→ **Work required**
Go through the entries below, tally each line with the string "termometru", and give the final number by itself.

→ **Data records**
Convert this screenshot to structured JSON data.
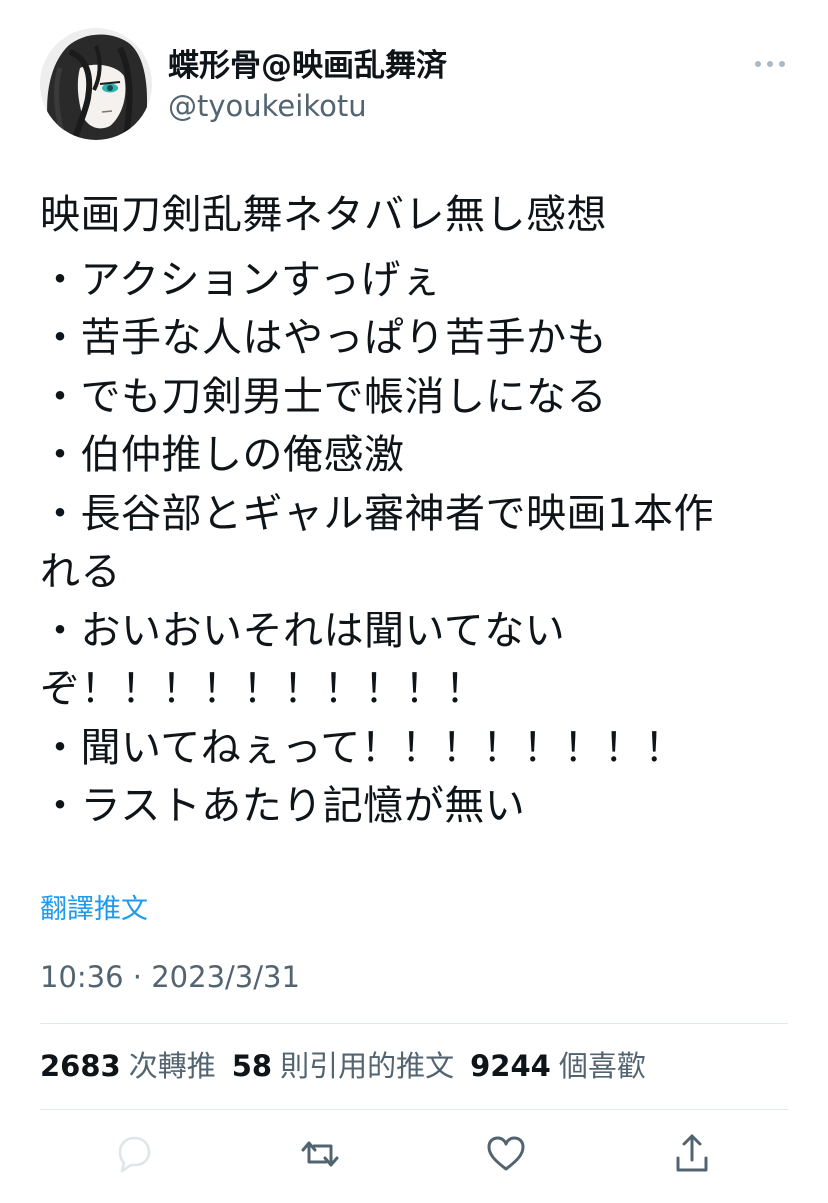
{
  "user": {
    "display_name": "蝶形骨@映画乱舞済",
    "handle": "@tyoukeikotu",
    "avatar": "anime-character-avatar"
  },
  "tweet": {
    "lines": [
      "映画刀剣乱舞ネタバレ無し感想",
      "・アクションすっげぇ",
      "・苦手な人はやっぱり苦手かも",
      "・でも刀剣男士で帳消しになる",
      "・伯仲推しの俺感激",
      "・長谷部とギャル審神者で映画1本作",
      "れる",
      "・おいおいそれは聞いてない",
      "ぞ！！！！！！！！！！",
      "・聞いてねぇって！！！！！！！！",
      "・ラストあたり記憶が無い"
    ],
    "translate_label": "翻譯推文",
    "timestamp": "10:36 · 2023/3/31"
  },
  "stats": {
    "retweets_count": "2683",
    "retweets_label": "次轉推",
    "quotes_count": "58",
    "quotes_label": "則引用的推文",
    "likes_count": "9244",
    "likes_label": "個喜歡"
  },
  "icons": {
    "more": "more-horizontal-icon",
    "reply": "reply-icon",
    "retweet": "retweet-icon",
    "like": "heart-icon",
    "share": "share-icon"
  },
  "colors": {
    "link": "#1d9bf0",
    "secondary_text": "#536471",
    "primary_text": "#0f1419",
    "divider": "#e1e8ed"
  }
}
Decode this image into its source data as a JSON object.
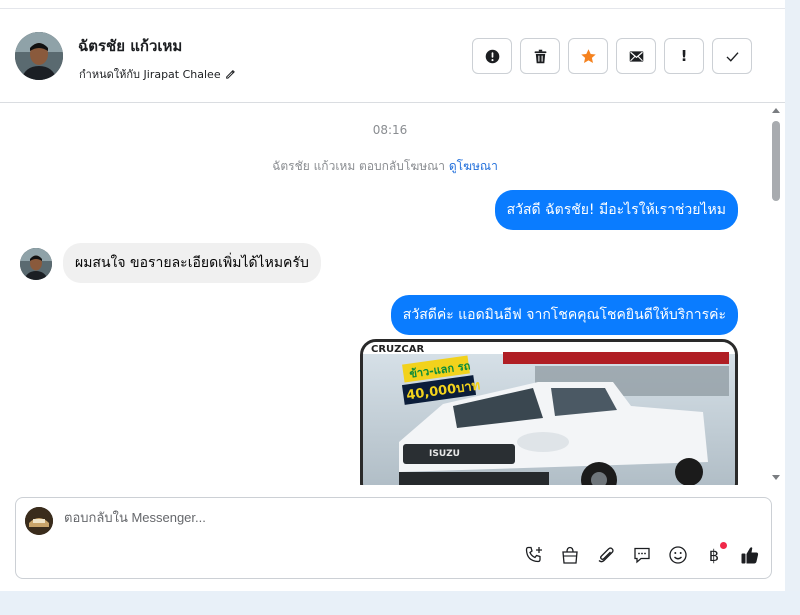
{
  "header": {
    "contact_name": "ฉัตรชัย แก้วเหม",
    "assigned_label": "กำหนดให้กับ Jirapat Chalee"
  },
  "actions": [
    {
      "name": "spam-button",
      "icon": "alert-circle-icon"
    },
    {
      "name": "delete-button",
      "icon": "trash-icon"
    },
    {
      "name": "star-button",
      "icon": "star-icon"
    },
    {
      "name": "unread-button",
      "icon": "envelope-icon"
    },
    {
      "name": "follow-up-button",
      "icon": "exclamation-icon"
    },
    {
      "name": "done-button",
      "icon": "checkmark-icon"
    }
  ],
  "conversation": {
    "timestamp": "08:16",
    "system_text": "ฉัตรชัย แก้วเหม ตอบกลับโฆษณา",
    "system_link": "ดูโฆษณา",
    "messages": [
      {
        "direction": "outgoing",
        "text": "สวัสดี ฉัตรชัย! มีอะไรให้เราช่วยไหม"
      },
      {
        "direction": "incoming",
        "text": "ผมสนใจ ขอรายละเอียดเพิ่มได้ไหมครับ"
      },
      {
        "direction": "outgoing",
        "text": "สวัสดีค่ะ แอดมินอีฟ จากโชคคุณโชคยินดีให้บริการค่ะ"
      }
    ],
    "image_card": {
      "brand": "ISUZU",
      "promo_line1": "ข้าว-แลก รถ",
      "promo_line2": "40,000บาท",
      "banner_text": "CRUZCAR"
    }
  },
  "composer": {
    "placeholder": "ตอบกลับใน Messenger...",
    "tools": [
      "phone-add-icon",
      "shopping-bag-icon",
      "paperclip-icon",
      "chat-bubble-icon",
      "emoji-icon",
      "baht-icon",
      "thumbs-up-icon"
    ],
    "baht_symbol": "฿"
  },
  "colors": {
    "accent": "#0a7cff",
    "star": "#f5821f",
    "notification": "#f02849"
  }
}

==

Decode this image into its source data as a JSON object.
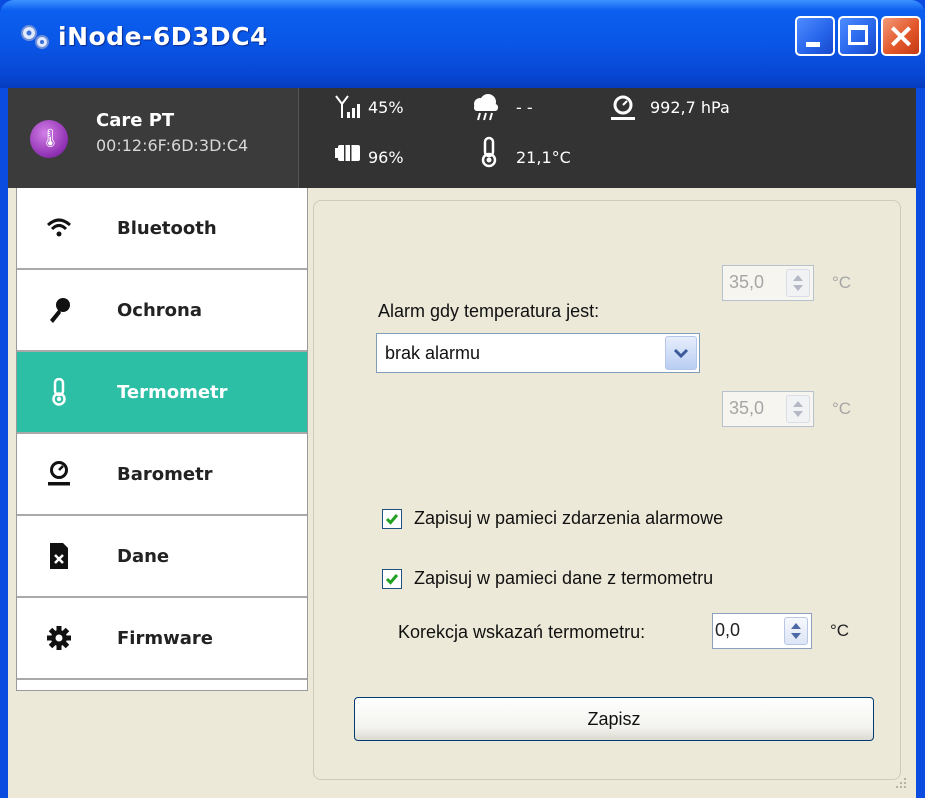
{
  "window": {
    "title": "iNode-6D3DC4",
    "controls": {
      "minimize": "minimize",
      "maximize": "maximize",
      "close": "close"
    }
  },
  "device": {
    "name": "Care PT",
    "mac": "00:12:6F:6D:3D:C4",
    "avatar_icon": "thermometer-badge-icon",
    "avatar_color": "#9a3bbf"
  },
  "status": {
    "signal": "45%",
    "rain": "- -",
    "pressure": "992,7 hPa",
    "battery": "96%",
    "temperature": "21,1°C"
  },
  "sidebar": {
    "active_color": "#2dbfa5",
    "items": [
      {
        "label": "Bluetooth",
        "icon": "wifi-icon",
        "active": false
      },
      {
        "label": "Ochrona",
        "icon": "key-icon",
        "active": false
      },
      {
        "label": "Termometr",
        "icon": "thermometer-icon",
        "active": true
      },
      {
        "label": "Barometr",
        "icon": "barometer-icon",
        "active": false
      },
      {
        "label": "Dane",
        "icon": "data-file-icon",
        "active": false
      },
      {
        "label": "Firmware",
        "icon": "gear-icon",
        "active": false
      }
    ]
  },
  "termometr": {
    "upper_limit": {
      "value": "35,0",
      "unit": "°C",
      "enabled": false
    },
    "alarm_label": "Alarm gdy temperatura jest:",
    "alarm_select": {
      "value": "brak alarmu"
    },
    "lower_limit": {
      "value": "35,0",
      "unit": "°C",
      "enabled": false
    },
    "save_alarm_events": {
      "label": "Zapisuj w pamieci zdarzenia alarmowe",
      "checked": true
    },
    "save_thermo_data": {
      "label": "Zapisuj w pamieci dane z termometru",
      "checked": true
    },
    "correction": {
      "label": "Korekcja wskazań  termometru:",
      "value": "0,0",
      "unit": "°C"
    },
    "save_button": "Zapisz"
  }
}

→ **Task output**
2